**Written task**: Filter the entries that follow, copying every line in which the word "subtitle" appears.

**Entries provided**:
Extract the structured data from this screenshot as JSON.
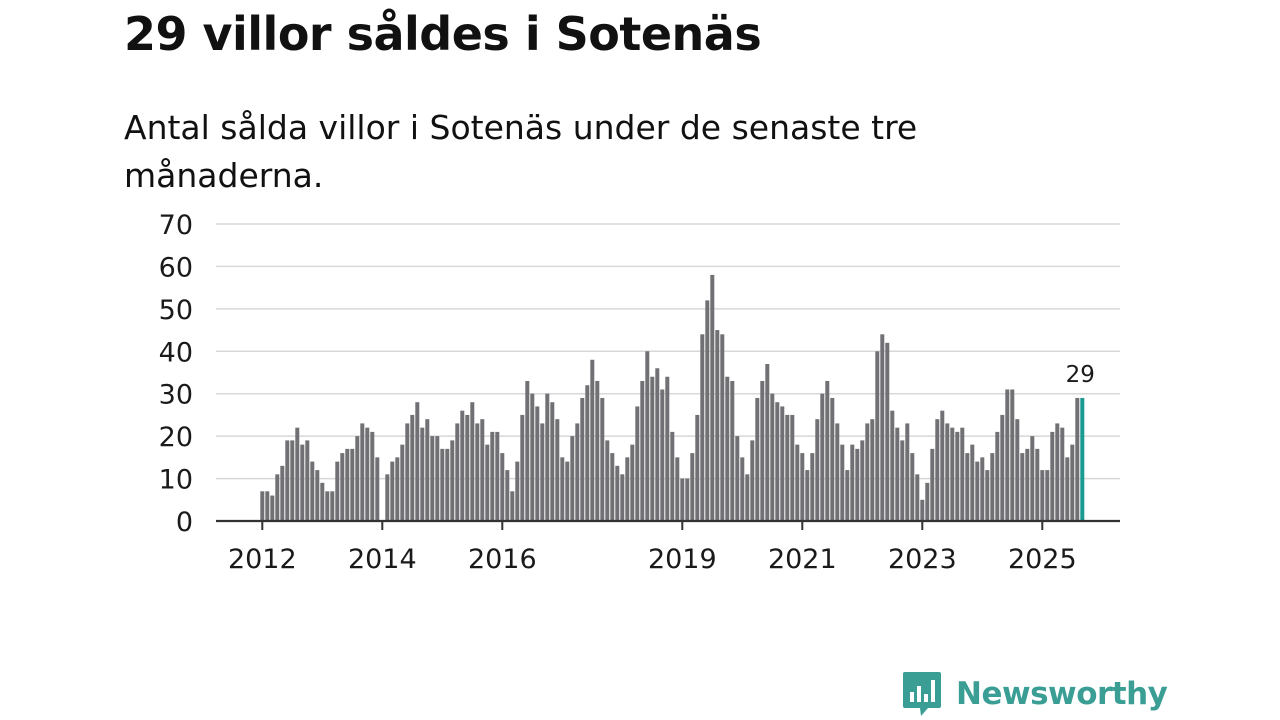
{
  "title": "29 villor såldes i Sotenäs",
  "subtitle": "Antal sålda villor i Sotenäs under de senaste tre månaderna.",
  "colors": {
    "bar": "#717075",
    "highlight": "#1a9a90",
    "grid": "#d8d8d8",
    "axis": "#333333",
    "brand": "#3a9e95"
  },
  "brand": {
    "name": "Newsworthy",
    "icon": "bar-chart-speech-bubble-icon"
  },
  "chart_data": {
    "type": "bar",
    "title": "29 villor såldes i Sotenäs",
    "subtitle": "Antal sålda villor i Sotenäs under de senaste tre månaderna.",
    "xlabel": "",
    "ylabel": "",
    "ylim": [
      0,
      70
    ],
    "yticks": [
      0,
      10,
      20,
      30,
      40,
      50,
      60,
      70
    ],
    "grid": true,
    "start": "2012-01",
    "frequency": "monthly",
    "xticks": [
      {
        "label": "2012",
        "index": 0
      },
      {
        "label": "2014",
        "index": 24
      },
      {
        "label": "2016",
        "index": 48
      },
      {
        "label": "2019",
        "index": 84
      },
      {
        "label": "2021",
        "index": 108
      },
      {
        "label": "2023",
        "index": 132
      },
      {
        "label": "2025",
        "index": 156
      }
    ],
    "values": [
      7,
      7,
      6,
      11,
      13,
      19,
      19,
      22,
      18,
      19,
      14,
      12,
      9,
      7,
      7,
      14,
      16,
      17,
      17,
      20,
      23,
      22,
      21,
      15,
      0,
      11,
      14,
      15,
      18,
      23,
      25,
      28,
      22,
      24,
      20,
      20,
      17,
      17,
      19,
      23,
      26,
      25,
      28,
      23,
      24,
      18,
      21,
      21,
      16,
      12,
      7,
      14,
      25,
      33,
      30,
      27,
      23,
      30,
      28,
      24,
      15,
      14,
      20,
      23,
      29,
      32,
      38,
      33,
      29,
      19,
      16,
      13,
      11,
      15,
      18,
      27,
      33,
      40,
      34,
      36,
      31,
      34,
      21,
      15,
      10,
      10,
      16,
      25,
      44,
      52,
      58,
      45,
      44,
      34,
      33,
      20,
      15,
      11,
      19,
      29,
      33,
      37,
      30,
      28,
      27,
      25,
      25,
      18,
      16,
      12,
      16,
      24,
      30,
      33,
      29,
      23,
      18,
      12,
      18,
      17,
      19,
      23,
      24,
      40,
      44,
      42,
      26,
      22,
      19,
      23,
      16,
      11,
      5,
      9,
      17,
      24,
      26,
      23,
      22,
      21,
      22,
      16,
      18,
      14,
      15,
      12,
      16,
      21,
      25,
      31,
      31,
      24,
      16,
      17,
      20,
      17,
      12,
      12,
      21,
      23,
      22,
      15,
      18,
      29,
      29
    ],
    "highlight": {
      "index": 164,
      "value": 29,
      "label": "29"
    }
  }
}
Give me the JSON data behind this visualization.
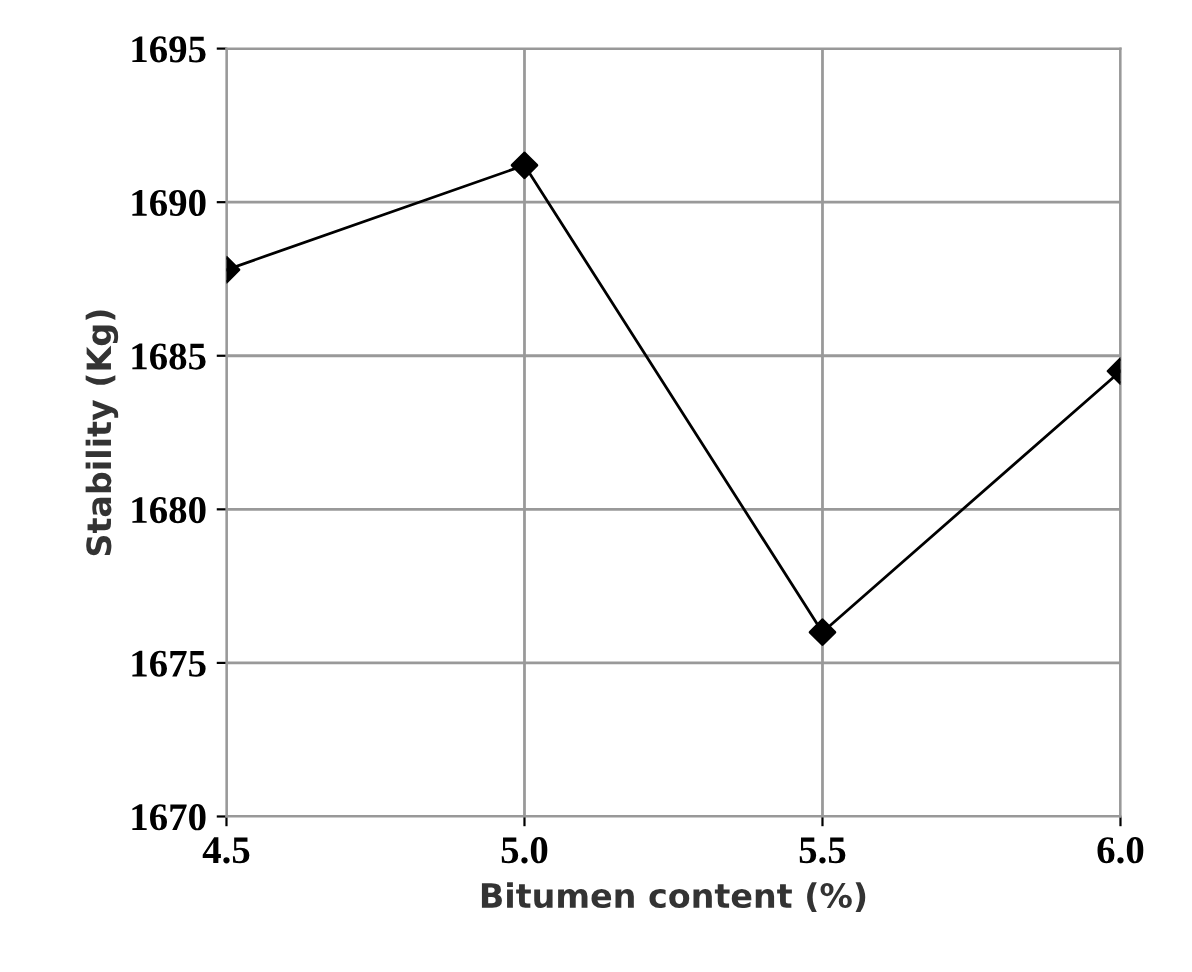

**Problem solution**:
  "subtitle": "Antal sålda villor i Sotenäs under de senaste tre månaderna.",
    "subtitle": "Antal sålda villor i Sotenäs under de senaste tre månaderna.",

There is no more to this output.